§ INSTRUCTIONS TO FOLLOW:
Collect every line below that contains the word "мозгу".

§ ENTRIES SUPPLIED:
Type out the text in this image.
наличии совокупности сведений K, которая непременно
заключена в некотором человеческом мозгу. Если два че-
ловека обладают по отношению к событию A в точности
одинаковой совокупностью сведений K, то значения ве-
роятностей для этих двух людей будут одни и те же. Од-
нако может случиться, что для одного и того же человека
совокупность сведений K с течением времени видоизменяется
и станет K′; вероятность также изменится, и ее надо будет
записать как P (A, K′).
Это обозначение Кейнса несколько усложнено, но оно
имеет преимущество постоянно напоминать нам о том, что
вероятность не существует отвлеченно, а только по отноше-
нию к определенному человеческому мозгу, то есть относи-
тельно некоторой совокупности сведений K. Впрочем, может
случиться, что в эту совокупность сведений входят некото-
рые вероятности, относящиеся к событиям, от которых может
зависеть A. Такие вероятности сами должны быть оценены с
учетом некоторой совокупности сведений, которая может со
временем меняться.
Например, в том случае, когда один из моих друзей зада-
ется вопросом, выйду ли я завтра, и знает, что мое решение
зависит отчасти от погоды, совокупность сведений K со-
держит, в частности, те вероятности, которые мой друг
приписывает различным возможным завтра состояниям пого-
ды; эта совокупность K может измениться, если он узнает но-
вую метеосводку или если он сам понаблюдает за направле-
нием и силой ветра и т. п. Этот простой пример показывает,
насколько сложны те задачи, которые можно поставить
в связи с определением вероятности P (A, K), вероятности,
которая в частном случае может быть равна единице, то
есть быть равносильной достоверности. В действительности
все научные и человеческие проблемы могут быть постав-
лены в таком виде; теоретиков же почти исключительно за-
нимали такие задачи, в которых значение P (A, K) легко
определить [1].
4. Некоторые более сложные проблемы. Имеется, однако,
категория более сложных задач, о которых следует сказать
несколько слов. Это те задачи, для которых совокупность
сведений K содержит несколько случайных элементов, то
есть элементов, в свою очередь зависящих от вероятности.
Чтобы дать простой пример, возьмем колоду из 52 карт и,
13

...

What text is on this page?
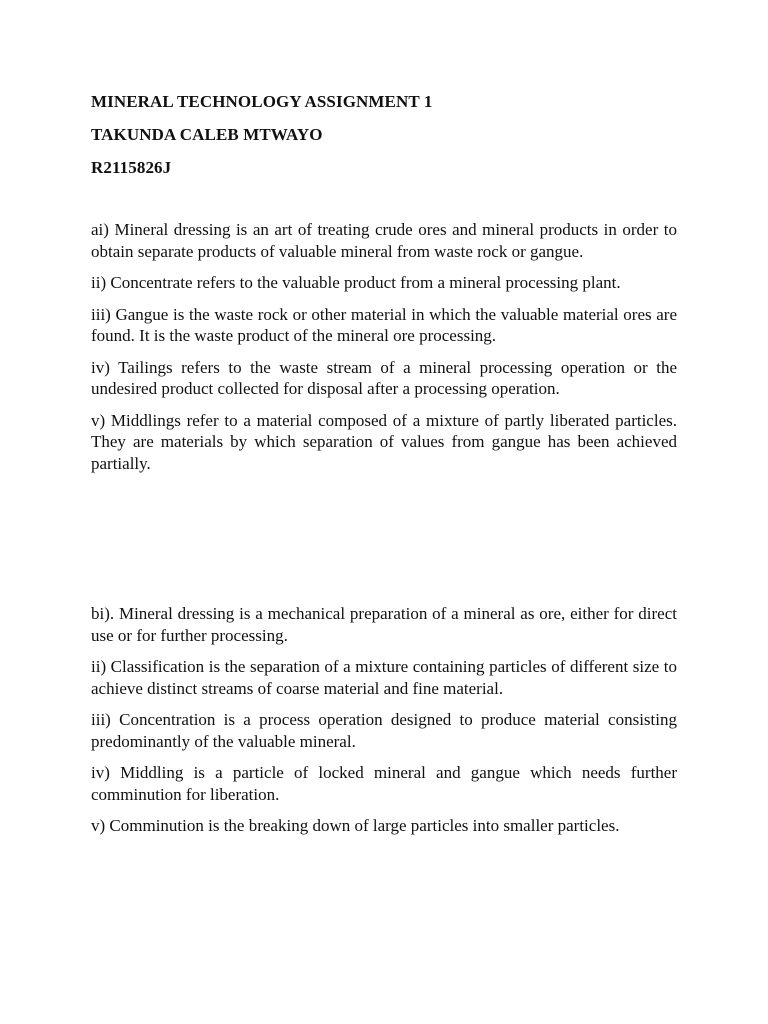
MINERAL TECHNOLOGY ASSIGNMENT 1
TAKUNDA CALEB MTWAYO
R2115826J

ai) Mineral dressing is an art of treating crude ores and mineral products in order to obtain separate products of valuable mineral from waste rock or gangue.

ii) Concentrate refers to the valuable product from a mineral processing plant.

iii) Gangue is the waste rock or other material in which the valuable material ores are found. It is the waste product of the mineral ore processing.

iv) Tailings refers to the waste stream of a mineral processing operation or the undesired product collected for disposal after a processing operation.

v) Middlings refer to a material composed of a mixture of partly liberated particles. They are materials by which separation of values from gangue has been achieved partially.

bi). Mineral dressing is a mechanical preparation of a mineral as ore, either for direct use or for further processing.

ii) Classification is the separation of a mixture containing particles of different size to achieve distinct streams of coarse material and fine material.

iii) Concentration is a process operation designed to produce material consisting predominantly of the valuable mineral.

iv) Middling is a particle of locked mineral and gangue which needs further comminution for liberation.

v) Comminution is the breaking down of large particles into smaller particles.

* * *

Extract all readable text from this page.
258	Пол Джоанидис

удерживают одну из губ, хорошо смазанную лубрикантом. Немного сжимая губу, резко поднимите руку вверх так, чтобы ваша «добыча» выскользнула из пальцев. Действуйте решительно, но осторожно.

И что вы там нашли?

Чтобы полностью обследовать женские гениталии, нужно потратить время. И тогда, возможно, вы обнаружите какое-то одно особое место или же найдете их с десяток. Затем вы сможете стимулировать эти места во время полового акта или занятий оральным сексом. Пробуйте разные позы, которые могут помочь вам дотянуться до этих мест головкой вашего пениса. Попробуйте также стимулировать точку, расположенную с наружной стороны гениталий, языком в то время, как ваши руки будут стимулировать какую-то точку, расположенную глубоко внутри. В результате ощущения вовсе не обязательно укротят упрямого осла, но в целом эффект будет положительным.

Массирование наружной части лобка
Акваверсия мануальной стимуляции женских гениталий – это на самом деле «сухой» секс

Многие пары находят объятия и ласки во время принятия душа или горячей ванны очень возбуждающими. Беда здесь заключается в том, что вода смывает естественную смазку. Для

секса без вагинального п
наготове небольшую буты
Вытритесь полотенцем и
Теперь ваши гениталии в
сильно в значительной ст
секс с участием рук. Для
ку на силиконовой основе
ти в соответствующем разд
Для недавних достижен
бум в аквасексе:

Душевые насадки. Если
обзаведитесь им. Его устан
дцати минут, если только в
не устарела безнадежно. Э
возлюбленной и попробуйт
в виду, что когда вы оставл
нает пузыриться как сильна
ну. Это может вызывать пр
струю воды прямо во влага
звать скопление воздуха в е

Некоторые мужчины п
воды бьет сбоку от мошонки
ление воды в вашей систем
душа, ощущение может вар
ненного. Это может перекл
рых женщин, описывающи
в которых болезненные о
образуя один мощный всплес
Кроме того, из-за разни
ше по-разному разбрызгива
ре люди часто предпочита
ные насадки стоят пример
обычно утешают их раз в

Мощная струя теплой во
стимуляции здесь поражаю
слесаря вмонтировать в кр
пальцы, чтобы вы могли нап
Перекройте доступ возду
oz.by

§ RESPONSE TO THE TASK:
заключена в некотором человеческом мозгу. Если два че-
нию к определенному человеческому мозгу, то есть относи-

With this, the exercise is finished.